**Dataset content**.
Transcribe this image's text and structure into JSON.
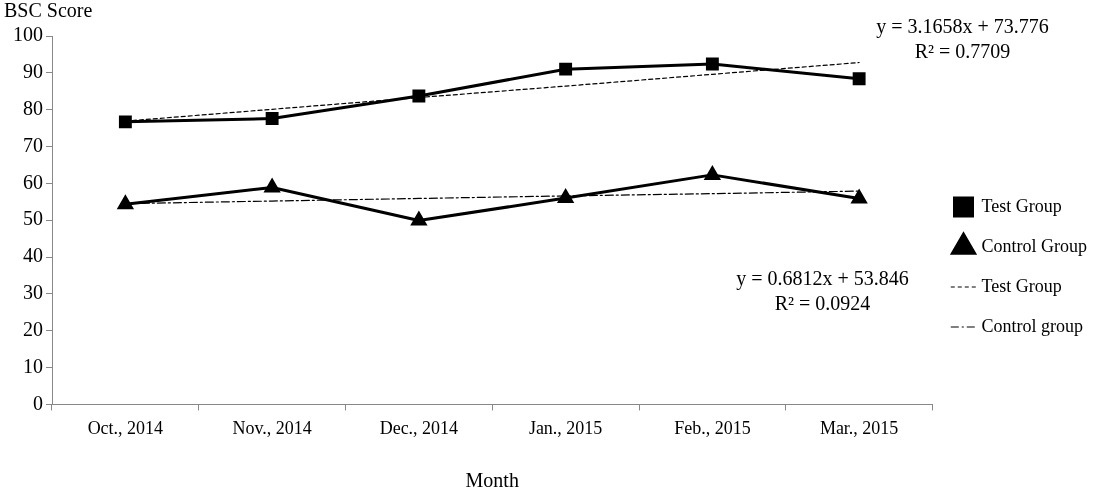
{
  "chart_data": {
    "type": "line",
    "xlabel": "Month",
    "ylabel": "BSC Score",
    "categories": [
      "Oct., 2014",
      "Nov., 2014",
      "Dec., 2014",
      "Jan., 2015",
      "Feb., 2015",
      "Mar., 2015"
    ],
    "series": [
      {
        "name": "Test Group",
        "color": "#000000",
        "marker": "square",
        "line_style": "solid",
        "values": [
          76.7,
          77.6,
          83.7,
          91.0,
          92.4,
          88.4
        ]
      },
      {
        "name": "Control Group",
        "color": "#000000",
        "marker": "triangle",
        "line_style": "solid",
        "values": [
          54.3,
          58.9,
          49.9,
          56.0,
          62.3,
          55.9
        ]
      },
      {
        "name": "Test Group",
        "color": "#000000",
        "marker": "none",
        "line_style": "dashed",
        "values": [
          76.9,
          80.1,
          83.3,
          86.4,
          89.6,
          92.8
        ]
      },
      {
        "name": "Control group",
        "color": "#000000",
        "marker": "none",
        "line_style": "dashdot",
        "values": [
          54.5,
          55.2,
          55.9,
          56.6,
          57.2,
          57.9
        ]
      }
    ],
    "ylim": [
      0,
      100
    ],
    "yticks": [
      0,
      10,
      20,
      30,
      40,
      50,
      60,
      70,
      80,
      90,
      100
    ],
    "grid": false,
    "legend": "right",
    "annotations": [
      "y = 3.1658x + 73.776\nR² = 0.7709",
      "y = 0.6812x + 53.846\nR² = 0.0924"
    ]
  }
}
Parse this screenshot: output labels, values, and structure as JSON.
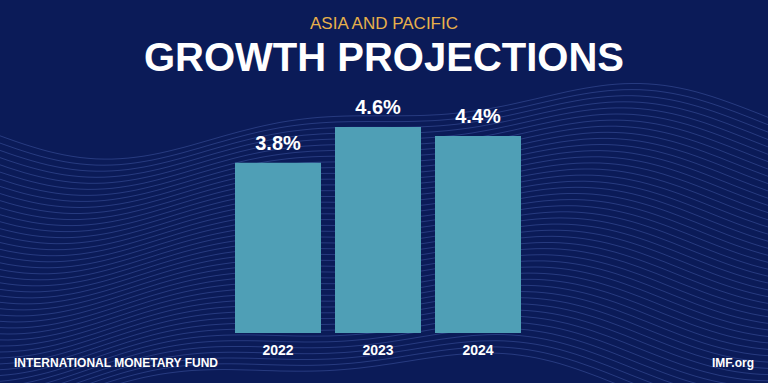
{
  "chart_data": {
    "type": "bar",
    "title": "GROWTH PROJECTIONS",
    "subtitle": "ASIA AND PACIFIC",
    "categories": [
      "2022",
      "2023",
      "2024"
    ],
    "values": [
      3.8,
      4.6,
      4.4
    ],
    "value_labels": [
      "3.8%",
      "4.6%",
      "4.4%"
    ],
    "color": "#4f9fb6",
    "data_labels": true,
    "tick_labels": "x",
    "grid": false,
    "annotations": [
      "INTERNATIONAL MONETARY FUND",
      "IMF.org"
    ]
  }
}
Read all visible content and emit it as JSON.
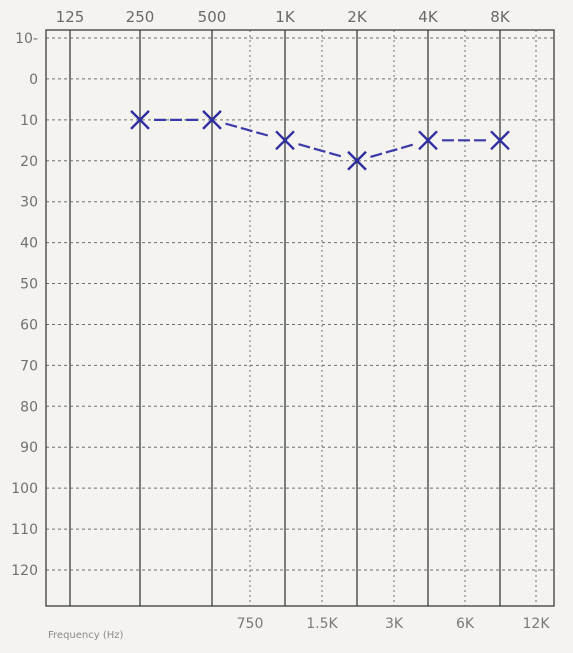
{
  "chart_data": {
    "type": "line",
    "xlabel": "Frequency (Hz)",
    "ylabel": "",
    "ylim": [
      -10,
      120
    ],
    "y_inverted": true,
    "grid": true,
    "x_ticks_top": [
      "125",
      "250",
      "500",
      "1K",
      "2K",
      "4K",
      "8K"
    ],
    "x_ticks_bottom": [
      "750",
      "1.5K",
      "3K",
      "6K",
      "12K"
    ],
    "y_ticks": [
      "10-",
      "0",
      "10",
      "20",
      "30",
      "40",
      "50",
      "60",
      "70",
      "80",
      "90",
      "100",
      "110",
      "120"
    ],
    "marker": "x",
    "color": "#3a3aa8",
    "series": [
      {
        "x": [
          "250",
          "500",
          "1K",
          "2K",
          "4K",
          "8K"
        ],
        "values": [
          10,
          10,
          15,
          20,
          15,
          15
        ]
      }
    ]
  }
}
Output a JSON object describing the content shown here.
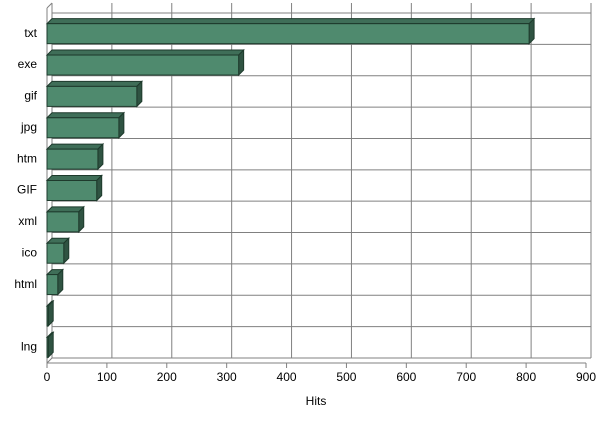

**Set problem**.
Copy down every line of the entries containing the word "structure".

**Worked solution**.
Transcribe this image's text and structure into JSON.
Parse this screenshot: output labels, values, and structure as JSON.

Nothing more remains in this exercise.